▶ **PROMPT**
Which lines hold the word "ylabel"? Show each of them.

———

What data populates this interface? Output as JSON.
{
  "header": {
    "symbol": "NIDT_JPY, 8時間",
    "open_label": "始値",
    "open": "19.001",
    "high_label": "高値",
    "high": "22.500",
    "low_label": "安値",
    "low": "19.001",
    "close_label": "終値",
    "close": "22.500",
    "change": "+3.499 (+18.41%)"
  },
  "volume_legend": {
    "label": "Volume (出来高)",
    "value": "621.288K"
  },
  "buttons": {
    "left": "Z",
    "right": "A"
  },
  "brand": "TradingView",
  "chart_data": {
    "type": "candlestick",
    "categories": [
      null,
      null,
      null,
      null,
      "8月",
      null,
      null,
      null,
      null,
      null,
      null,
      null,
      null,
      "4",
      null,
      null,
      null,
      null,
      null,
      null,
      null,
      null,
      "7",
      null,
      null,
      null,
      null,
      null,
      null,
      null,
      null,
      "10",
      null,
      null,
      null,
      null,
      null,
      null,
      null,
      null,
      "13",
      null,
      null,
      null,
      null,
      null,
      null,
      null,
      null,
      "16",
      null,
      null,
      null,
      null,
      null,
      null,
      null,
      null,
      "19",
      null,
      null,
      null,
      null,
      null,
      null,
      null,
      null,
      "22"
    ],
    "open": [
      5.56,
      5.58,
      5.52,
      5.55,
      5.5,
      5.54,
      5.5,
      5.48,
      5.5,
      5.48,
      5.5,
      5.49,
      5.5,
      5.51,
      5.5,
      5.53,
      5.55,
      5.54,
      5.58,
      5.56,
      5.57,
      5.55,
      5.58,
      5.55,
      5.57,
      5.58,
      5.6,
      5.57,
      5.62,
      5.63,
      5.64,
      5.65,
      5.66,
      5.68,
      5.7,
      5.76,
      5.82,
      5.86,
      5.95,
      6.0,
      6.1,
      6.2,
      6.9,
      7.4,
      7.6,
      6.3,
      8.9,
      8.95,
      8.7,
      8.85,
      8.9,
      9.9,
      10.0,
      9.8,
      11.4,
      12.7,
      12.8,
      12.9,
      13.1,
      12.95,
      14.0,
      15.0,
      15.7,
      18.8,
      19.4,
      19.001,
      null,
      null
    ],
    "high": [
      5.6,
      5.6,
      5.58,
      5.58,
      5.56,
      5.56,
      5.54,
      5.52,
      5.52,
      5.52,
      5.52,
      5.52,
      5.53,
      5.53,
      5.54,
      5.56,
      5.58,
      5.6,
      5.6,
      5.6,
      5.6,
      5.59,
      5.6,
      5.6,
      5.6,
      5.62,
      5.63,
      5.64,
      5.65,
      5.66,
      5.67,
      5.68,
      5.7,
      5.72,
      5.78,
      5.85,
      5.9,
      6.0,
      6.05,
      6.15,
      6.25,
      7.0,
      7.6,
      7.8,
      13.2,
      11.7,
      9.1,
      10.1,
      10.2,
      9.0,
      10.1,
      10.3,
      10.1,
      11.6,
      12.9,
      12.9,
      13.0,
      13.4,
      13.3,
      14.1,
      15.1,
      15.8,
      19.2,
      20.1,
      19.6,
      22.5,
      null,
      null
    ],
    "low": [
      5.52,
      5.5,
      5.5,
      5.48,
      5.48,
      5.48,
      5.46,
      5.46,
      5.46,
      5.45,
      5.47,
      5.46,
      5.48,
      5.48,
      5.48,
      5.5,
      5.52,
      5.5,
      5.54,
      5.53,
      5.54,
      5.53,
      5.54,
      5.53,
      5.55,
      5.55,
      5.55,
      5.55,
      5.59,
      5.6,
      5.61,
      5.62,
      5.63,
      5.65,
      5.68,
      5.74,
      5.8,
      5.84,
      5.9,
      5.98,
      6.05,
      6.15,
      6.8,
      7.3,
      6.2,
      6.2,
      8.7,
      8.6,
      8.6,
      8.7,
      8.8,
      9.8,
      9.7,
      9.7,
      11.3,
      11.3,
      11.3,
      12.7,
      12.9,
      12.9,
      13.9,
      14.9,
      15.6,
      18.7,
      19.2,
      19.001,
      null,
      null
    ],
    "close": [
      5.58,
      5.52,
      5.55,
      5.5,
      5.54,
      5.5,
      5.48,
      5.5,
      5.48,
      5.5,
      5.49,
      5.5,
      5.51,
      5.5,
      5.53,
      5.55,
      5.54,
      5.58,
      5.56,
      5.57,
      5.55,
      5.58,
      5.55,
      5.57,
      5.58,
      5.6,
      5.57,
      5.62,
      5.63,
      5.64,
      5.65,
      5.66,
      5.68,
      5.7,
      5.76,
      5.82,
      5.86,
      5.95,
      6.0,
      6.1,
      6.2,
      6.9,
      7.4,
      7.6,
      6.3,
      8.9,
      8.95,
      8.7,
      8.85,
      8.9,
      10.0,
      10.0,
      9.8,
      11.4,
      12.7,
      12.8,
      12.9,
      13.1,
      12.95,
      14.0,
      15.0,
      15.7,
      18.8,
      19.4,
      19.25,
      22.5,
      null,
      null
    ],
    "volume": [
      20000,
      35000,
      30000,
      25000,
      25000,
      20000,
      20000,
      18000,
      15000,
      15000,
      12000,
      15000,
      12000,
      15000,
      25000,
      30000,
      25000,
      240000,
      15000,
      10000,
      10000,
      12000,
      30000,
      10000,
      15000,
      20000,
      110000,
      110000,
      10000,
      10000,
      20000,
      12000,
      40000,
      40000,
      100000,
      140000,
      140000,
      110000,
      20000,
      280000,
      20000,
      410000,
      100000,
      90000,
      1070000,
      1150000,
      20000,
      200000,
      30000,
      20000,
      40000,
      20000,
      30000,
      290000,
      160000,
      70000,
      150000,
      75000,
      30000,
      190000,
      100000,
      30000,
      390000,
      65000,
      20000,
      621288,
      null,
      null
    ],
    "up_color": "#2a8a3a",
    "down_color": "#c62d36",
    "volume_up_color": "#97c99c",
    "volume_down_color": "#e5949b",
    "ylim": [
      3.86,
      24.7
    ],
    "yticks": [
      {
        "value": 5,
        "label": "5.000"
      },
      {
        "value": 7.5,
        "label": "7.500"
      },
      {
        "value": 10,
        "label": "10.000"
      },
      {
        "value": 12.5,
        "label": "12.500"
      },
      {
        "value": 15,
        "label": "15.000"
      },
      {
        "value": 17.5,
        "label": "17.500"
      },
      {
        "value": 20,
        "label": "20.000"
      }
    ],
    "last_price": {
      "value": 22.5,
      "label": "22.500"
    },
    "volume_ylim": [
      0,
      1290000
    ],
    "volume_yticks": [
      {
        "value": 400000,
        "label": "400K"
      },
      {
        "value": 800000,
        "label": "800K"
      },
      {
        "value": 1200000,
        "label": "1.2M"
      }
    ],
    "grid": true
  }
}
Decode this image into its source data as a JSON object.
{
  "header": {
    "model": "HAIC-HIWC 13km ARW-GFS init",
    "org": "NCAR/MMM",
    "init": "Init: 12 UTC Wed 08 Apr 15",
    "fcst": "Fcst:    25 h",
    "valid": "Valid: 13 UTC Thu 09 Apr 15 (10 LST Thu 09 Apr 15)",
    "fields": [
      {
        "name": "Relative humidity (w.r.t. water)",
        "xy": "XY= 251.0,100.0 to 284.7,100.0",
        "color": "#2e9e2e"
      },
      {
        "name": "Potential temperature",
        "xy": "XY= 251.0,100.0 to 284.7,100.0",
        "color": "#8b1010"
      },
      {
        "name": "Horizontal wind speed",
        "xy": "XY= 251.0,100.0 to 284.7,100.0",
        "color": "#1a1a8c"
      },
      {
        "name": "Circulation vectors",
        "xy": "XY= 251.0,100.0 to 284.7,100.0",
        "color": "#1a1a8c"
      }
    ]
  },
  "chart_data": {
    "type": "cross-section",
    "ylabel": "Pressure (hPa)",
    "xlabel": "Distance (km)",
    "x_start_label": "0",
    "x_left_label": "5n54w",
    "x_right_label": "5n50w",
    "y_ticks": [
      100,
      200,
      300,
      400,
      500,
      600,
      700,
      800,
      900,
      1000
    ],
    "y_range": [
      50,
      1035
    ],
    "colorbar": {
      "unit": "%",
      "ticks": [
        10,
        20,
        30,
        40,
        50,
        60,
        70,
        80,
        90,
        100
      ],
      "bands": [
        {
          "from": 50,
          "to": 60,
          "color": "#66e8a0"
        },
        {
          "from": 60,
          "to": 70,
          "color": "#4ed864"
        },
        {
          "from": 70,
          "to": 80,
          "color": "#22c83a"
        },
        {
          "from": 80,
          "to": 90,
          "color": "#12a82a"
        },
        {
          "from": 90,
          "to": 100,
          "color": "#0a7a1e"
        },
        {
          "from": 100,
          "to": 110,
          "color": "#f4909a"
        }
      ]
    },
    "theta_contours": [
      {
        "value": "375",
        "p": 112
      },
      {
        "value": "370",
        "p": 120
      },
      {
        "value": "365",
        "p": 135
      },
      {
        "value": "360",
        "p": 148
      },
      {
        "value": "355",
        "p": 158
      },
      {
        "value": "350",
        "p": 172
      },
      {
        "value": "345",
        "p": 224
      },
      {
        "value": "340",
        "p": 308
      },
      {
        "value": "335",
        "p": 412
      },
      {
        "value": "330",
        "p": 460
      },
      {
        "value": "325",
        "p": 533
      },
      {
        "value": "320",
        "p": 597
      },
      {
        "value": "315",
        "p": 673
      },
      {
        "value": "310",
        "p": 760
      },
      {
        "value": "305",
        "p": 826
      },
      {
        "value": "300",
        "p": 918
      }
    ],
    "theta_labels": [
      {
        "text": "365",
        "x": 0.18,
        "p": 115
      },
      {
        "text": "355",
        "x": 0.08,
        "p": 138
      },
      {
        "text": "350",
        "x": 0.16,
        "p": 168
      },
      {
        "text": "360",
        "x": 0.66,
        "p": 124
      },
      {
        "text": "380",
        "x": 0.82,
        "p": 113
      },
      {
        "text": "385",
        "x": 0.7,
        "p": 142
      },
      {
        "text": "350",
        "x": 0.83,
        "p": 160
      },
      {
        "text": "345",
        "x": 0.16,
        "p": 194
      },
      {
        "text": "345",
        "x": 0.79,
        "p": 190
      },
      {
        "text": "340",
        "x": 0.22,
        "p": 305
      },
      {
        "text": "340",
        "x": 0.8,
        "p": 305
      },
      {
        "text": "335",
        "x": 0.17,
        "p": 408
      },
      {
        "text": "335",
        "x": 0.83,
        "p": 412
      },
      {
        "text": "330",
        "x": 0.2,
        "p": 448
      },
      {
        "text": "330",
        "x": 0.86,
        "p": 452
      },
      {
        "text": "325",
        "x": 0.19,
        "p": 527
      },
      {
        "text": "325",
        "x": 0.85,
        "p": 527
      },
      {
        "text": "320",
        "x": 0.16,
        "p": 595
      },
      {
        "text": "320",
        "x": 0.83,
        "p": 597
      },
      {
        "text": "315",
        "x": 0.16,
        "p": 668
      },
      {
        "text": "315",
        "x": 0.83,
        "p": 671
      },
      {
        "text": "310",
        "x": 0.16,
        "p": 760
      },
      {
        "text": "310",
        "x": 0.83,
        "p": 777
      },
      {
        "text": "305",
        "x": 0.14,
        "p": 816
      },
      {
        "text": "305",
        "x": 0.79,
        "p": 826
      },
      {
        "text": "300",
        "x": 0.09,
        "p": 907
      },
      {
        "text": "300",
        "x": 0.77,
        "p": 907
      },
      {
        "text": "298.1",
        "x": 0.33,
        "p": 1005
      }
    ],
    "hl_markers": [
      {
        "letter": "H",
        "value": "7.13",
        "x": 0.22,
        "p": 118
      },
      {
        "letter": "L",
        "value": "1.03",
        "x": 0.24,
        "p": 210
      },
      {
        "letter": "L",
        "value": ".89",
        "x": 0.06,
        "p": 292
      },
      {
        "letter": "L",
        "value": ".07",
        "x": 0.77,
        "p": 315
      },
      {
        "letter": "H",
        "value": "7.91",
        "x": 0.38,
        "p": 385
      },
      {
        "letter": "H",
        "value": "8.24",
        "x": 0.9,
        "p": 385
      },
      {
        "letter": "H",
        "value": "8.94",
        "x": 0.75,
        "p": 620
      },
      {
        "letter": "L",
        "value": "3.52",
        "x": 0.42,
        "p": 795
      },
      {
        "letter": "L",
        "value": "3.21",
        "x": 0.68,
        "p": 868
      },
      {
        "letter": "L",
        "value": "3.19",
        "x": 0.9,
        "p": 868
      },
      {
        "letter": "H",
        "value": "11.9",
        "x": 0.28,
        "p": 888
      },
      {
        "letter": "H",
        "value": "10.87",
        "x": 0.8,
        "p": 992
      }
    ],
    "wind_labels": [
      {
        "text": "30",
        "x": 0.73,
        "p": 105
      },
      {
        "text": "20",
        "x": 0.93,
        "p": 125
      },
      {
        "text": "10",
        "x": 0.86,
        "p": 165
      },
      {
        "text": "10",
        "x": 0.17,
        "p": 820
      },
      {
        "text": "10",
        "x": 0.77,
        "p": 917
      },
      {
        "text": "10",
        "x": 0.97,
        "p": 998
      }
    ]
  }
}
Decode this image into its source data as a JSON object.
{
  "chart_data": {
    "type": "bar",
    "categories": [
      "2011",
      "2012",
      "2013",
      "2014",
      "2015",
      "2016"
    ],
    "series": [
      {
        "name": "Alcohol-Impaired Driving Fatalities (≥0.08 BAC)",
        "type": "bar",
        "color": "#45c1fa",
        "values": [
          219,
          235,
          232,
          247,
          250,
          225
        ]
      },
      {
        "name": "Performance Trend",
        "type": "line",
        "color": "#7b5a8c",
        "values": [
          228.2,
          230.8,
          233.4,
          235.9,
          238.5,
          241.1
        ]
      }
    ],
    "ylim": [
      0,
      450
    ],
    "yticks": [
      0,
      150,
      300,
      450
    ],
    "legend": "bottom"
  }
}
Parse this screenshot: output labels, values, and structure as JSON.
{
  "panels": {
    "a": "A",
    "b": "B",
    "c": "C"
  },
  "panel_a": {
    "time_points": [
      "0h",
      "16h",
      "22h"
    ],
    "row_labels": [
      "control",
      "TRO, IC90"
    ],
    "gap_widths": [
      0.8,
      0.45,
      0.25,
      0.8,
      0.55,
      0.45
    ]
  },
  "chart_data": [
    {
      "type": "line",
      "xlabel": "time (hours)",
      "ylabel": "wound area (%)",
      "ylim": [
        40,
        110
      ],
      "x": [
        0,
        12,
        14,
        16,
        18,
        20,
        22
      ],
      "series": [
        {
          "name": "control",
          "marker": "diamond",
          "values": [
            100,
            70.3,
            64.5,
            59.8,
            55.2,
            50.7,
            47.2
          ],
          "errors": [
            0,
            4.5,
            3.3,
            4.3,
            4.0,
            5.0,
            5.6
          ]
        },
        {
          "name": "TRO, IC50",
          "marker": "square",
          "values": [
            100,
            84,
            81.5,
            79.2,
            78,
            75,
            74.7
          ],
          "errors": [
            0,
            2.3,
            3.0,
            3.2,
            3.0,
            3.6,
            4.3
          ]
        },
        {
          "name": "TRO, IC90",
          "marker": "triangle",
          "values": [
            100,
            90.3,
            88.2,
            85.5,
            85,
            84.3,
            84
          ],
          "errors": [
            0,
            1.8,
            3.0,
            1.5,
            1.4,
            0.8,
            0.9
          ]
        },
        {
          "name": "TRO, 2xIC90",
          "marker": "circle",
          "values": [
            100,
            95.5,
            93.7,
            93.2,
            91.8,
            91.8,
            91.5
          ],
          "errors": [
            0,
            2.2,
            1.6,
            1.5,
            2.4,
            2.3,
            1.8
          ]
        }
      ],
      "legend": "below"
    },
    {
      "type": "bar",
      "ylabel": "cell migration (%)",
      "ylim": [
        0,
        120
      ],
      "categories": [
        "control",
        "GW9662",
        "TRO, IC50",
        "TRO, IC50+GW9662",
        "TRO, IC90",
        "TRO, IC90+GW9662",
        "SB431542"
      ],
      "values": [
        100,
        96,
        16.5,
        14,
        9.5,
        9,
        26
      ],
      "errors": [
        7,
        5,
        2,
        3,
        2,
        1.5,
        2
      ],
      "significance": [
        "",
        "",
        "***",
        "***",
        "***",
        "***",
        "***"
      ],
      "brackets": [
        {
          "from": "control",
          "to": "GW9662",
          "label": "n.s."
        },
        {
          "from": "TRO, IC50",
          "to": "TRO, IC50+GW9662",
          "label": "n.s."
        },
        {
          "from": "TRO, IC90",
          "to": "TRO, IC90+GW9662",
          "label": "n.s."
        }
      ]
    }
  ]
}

———

▶ **PROBLEM SOLUTION**
    "ylabel": "Pressure (hPa)",
      "ylabel": "wound area (%)",
      "ylabel": "cell migration (%)",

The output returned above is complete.